──────── Materials provided ────────
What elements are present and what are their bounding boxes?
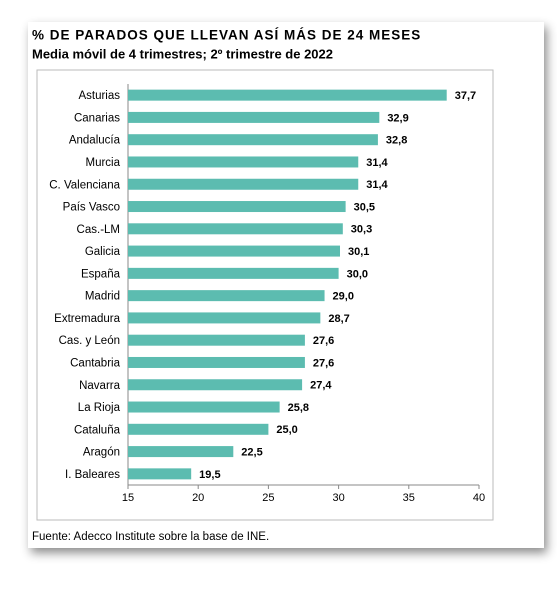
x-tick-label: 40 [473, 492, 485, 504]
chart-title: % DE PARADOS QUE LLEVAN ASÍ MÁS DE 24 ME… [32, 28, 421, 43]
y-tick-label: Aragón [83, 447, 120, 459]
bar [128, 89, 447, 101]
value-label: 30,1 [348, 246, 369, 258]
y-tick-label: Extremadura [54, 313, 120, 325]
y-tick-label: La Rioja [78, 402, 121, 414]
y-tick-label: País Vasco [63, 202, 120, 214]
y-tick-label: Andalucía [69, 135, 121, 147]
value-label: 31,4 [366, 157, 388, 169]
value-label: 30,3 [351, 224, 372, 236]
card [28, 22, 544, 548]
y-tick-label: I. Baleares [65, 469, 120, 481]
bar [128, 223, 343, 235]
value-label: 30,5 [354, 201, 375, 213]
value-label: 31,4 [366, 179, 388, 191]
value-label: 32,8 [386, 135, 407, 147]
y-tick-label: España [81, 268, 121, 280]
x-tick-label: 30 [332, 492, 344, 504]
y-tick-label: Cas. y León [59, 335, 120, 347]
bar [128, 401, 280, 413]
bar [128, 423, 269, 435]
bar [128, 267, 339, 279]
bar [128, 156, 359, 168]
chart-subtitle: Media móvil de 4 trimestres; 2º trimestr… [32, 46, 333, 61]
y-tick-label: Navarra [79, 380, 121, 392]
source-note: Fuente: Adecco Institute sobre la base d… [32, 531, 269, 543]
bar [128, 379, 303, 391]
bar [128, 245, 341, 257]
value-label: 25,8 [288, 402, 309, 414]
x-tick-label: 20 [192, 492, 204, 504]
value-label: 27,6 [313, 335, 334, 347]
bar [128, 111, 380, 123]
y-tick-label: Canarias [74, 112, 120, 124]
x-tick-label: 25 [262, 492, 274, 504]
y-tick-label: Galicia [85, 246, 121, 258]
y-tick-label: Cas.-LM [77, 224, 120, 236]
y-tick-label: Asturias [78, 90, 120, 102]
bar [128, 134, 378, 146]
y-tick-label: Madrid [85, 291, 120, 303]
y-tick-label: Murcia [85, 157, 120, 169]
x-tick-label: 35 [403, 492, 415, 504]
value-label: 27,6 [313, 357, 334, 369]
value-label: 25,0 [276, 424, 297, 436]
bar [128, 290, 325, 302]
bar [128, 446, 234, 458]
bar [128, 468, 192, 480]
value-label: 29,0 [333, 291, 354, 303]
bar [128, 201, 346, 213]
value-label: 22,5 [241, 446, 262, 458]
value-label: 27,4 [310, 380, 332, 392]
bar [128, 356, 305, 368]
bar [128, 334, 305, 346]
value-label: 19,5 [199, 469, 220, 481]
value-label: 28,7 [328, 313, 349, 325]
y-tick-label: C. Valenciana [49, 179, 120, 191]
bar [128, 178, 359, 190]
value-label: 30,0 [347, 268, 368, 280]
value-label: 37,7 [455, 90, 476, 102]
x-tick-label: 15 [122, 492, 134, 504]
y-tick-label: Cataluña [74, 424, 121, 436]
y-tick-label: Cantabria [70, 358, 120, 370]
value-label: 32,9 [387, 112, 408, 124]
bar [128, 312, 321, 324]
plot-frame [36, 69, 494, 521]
────────
──────── Materials provided ────────
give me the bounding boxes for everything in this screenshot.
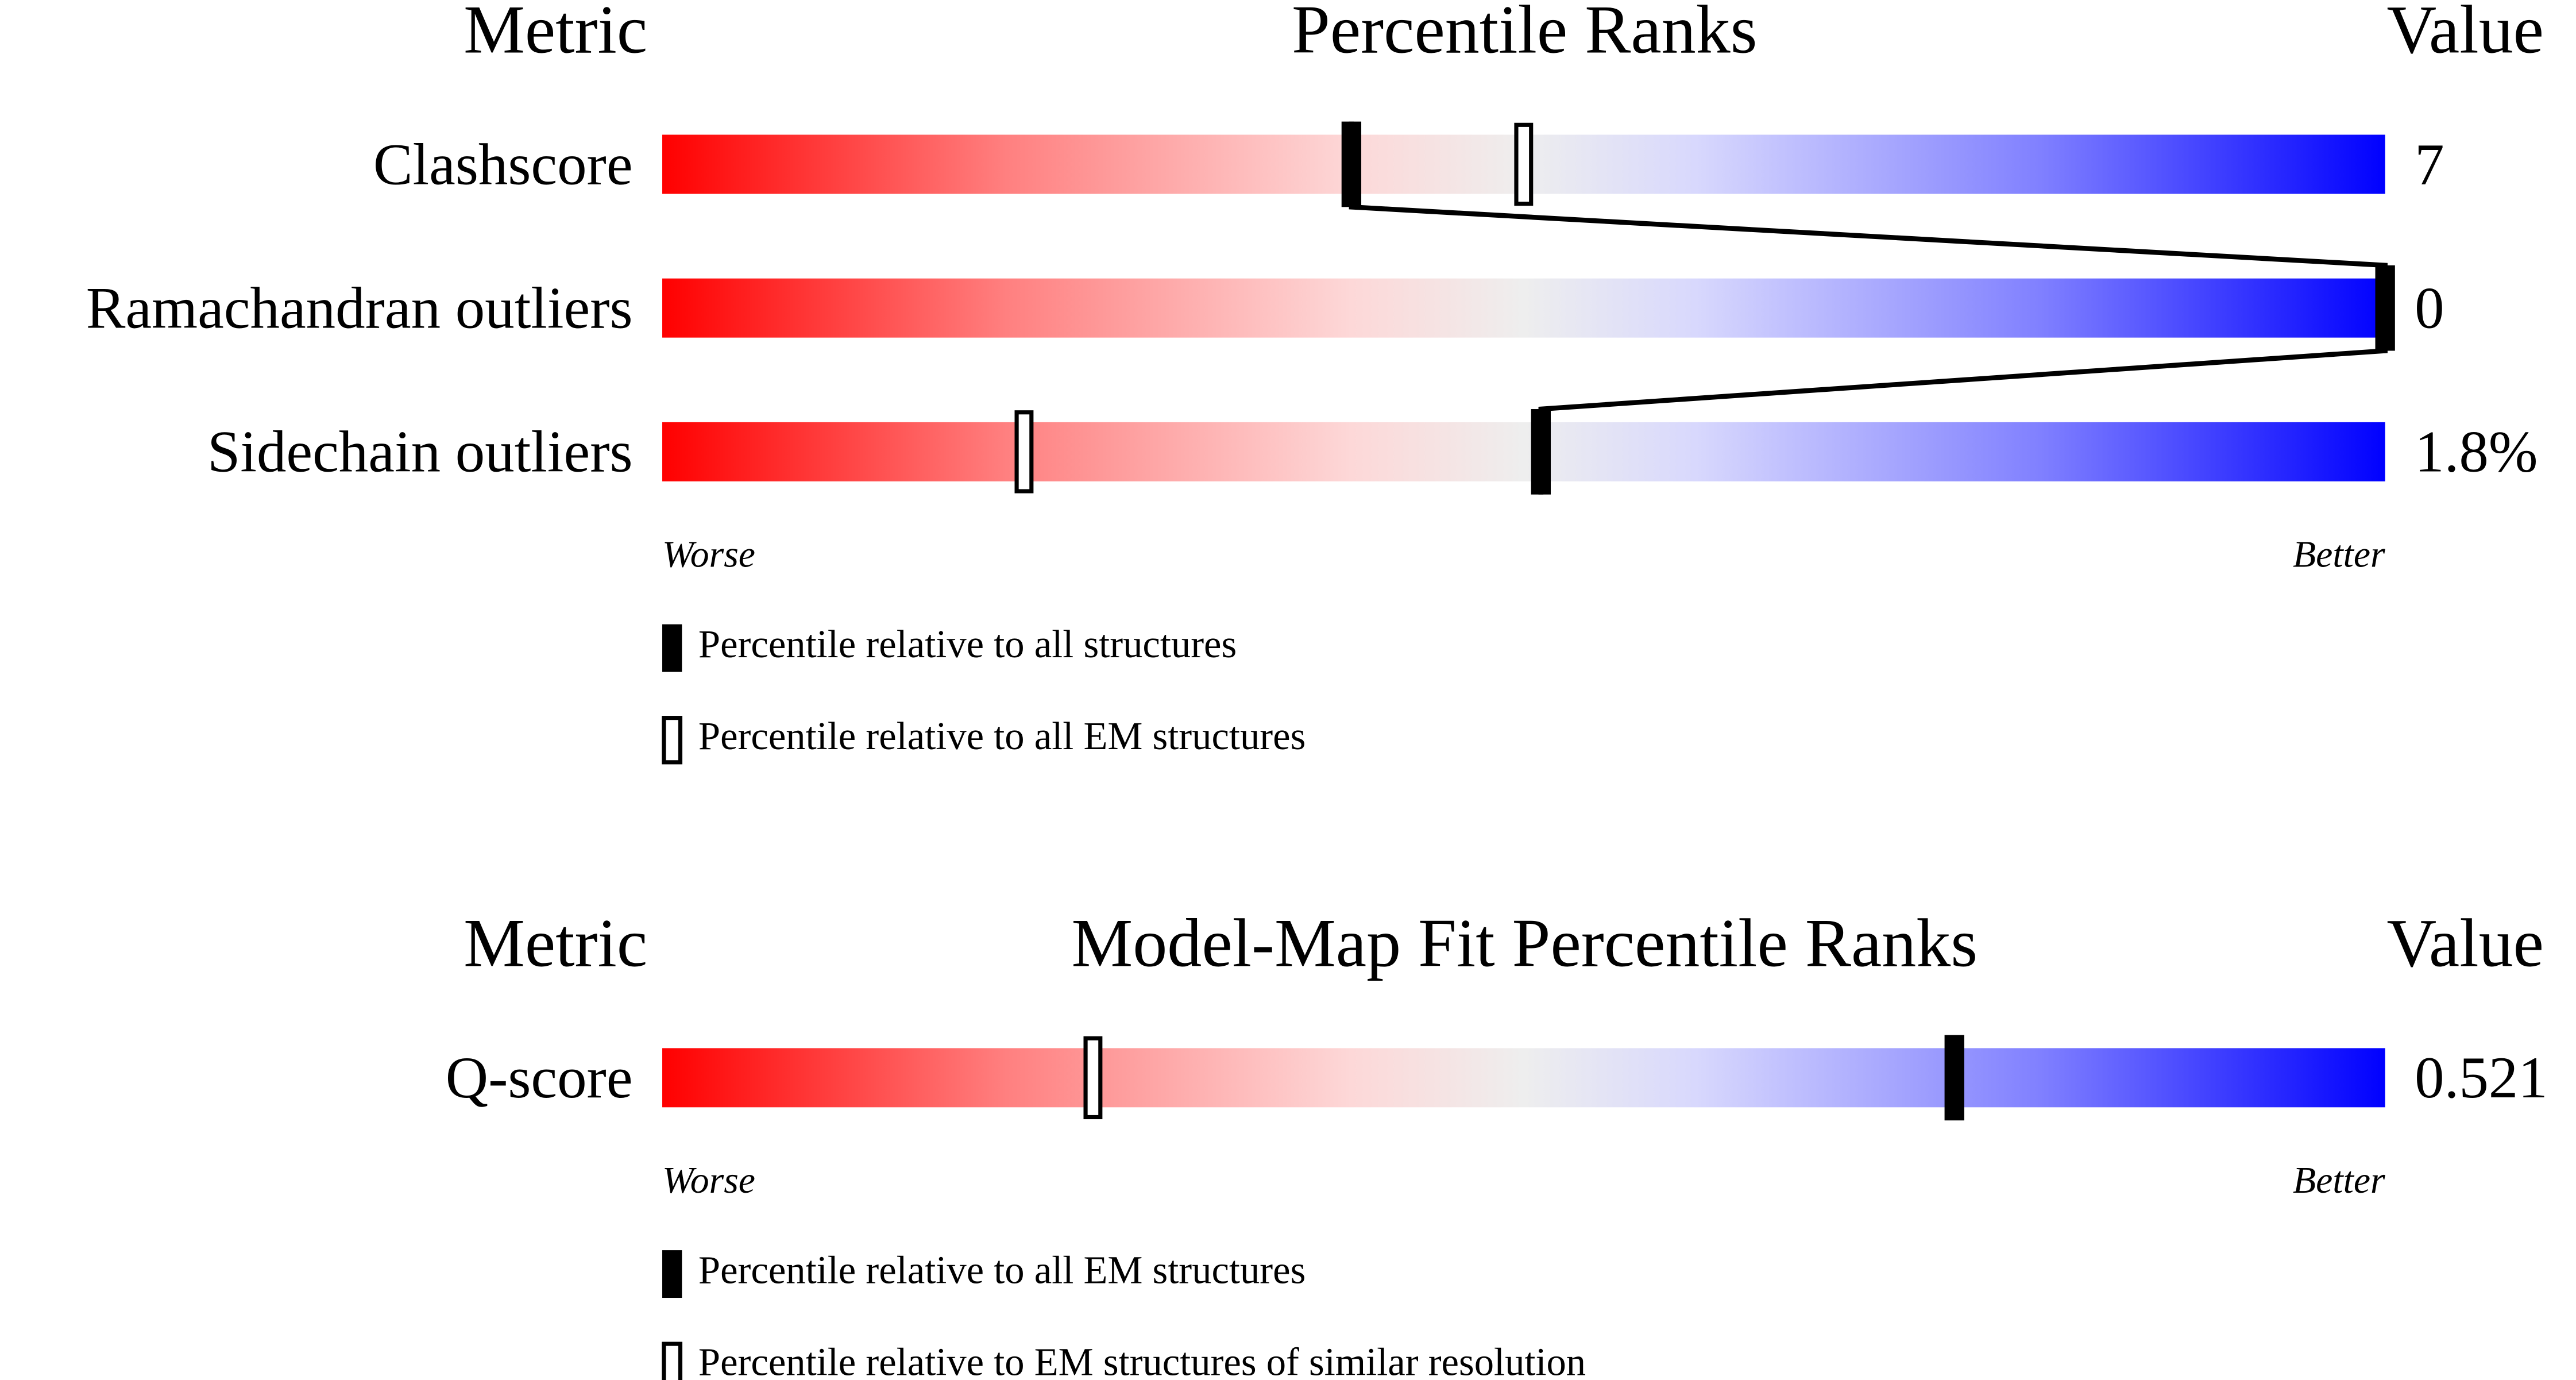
────────
■ Given request
Please copy out the part of the material that opens with the line containing "What elements are" and closes with the line containing "y-tick-label: Navarra [79, 380, 121, 392]", including both of those lines, and leave the pictures out.

■ Written answer
What elements are present and what are their bounding boxes?
x-tick-label: 40 [473, 492, 485, 504]
chart-title: % DE PARADOS QUE LLEVAN ASÍ MÁS DE 24 ME… [32, 28, 421, 43]
y-tick-label: Aragón [83, 447, 120, 459]
bar [128, 89, 447, 101]
value-label: 30,1 [348, 246, 369, 258]
y-tick-label: Extremadura [54, 313, 120, 325]
y-tick-label: La Rioja [78, 402, 121, 414]
y-tick-label: País Vasco [63, 202, 120, 214]
y-tick-label: Andalucía [69, 135, 121, 147]
value-label: 31,4 [366, 157, 388, 169]
value-label: 30,3 [351, 224, 372, 236]
card [28, 22, 544, 548]
y-tick-label: I. Baleares [65, 469, 120, 481]
bar [128, 223, 343, 235]
value-label: 30,5 [354, 201, 375, 213]
value-label: 31,4 [366, 179, 388, 191]
value-label: 32,8 [386, 135, 407, 147]
y-tick-label: España [81, 268, 121, 280]
x-tick-label: 30 [332, 492, 344, 504]
y-tick-label: Cas. y León [59, 335, 120, 347]
bar [128, 401, 280, 413]
bar [128, 423, 269, 435]
bar [128, 267, 339, 279]
bar [128, 156, 359, 168]
chart-subtitle: Media móvil de 4 trimestres; 2º trimestr… [32, 46, 333, 61]
y-tick-label: Navarra [79, 380, 121, 392]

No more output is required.